Set exercise =>
Recast the lines from the start of the material through the line containing "290, 250, 305]", inclusive, as a Markdown table with the columns Row and Line. Leave out blank lines.

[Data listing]
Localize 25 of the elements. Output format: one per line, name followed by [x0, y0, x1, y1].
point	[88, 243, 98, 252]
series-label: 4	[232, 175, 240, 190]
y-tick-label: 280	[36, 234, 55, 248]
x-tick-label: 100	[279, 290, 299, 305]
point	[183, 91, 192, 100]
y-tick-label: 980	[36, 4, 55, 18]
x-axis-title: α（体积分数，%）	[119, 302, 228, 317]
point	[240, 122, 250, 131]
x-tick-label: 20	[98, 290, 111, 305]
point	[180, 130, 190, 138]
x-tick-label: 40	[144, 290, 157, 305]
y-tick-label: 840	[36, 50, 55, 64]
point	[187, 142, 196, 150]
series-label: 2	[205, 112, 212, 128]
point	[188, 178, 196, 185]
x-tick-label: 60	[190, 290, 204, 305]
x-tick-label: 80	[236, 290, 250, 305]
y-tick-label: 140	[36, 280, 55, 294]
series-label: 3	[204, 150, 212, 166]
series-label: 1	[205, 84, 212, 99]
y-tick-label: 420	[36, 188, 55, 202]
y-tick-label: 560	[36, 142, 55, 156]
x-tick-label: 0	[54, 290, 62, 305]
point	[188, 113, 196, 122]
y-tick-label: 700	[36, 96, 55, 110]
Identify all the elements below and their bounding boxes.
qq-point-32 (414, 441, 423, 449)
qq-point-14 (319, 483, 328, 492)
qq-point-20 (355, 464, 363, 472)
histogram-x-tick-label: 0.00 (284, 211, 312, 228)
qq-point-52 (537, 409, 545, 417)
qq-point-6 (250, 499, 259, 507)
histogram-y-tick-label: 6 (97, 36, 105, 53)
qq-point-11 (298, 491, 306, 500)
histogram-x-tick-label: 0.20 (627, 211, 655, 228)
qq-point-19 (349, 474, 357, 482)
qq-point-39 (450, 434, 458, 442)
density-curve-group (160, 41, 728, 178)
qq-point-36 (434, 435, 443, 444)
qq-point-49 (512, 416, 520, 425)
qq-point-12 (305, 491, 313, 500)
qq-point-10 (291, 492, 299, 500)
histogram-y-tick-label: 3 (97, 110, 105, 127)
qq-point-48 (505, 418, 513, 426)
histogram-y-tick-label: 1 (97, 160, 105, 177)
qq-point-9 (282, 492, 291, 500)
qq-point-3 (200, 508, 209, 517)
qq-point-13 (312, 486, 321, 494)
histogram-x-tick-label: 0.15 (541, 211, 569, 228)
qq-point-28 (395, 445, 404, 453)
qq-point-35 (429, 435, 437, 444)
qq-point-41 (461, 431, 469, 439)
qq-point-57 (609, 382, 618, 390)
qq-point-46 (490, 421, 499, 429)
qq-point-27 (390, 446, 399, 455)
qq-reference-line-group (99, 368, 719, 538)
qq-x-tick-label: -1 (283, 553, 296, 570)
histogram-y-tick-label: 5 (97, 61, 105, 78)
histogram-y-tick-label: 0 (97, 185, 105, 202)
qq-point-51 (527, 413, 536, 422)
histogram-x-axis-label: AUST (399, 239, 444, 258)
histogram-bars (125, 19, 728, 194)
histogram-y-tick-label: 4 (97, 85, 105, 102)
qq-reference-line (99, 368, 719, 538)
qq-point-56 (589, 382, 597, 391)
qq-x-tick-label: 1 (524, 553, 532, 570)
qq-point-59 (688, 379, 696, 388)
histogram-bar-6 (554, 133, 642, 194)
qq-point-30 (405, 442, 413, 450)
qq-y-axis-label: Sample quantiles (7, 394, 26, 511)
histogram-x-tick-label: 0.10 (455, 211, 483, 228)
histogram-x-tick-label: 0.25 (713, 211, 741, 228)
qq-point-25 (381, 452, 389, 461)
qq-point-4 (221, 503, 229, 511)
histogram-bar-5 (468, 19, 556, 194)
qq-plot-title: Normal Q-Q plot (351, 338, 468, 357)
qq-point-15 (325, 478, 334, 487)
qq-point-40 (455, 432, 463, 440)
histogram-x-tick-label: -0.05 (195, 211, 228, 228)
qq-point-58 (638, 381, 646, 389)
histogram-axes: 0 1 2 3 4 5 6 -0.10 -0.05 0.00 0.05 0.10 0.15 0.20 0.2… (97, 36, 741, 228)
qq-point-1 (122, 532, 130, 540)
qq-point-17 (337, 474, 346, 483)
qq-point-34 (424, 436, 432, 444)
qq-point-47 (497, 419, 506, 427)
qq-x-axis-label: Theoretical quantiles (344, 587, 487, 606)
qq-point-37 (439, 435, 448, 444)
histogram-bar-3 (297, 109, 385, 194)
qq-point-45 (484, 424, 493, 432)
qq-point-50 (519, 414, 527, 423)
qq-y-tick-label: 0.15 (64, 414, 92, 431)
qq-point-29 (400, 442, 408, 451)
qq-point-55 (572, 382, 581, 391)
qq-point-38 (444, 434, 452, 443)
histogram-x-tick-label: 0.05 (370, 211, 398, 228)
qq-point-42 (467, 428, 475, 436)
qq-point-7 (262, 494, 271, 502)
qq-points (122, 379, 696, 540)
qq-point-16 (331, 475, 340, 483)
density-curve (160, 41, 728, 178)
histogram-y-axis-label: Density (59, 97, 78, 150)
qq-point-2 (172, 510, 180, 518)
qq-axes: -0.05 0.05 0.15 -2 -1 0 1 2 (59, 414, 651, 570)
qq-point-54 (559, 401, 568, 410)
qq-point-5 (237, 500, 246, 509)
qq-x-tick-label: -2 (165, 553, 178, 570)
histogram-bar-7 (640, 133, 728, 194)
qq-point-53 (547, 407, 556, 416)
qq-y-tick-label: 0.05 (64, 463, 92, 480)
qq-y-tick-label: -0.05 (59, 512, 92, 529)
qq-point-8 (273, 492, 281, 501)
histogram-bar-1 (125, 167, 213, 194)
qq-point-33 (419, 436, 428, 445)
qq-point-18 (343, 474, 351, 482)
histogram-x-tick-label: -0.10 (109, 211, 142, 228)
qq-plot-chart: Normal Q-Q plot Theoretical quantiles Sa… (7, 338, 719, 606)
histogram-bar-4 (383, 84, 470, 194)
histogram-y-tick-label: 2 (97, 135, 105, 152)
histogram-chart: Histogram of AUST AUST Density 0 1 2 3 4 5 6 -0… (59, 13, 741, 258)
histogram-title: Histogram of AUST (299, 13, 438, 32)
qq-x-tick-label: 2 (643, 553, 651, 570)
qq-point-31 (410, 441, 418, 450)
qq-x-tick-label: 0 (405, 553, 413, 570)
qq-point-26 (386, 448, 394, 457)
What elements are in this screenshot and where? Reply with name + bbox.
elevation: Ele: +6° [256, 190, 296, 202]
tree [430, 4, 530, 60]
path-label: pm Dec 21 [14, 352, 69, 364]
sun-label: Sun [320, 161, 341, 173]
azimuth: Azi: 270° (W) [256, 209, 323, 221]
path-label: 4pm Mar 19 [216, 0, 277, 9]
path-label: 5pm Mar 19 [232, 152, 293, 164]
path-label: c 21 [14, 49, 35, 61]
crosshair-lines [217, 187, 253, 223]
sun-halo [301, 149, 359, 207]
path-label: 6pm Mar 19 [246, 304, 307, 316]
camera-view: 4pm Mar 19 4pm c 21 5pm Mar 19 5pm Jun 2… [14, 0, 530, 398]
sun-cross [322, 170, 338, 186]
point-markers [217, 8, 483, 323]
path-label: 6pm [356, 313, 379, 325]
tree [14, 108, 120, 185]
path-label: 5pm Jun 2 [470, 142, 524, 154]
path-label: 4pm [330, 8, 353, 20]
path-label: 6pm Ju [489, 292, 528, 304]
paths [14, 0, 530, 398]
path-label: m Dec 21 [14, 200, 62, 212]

Solution to this problem =>
| Row | Line |
|---|---|
| 1 | Localize 25 of the elements. Output format: one per line, name followed by [x0, y0, x1, y1]. |
| 2 | point	[88, 243, 98, 252] |
| 3 | series-label: 4	[232, 175, 240, 190] |
| 4 | y-tick-label: 280	[36, 234, 55, 248] |
| 5 | x-tick-label: 100	[279, 290, 299, 305] |
| 6 | point	[183, 91, 192, 100] |
| 7 | y-tick-label: 980	[36, 4, 55, 18] |
| 8 | x-axis-title: α（体积分数，%）	[119, 302, 228, 317] |
| 9 | point	[240, 122, 250, 131] |
| 10 | x-tick-label: 20	[98, 290, 111, 305] |
| 11 | point	[180, 130, 190, 138] |
| 12 | x-tick-label: 40	[144, 290, 157, 305] |
| 13 | y-tick-label: 840	[36, 50, 55, 64] |
| 14 | point	[187, 142, 196, 150] |
| 15 | series-label: 2	[205, 112, 212, 128] |
| 16 | point	[188, 178, 196, 185] |
| 17 | x-tick-label: 60	[190, 290, 204, 305] |
| 18 | x-tick-label: 80	[236, 290, 250, 305] |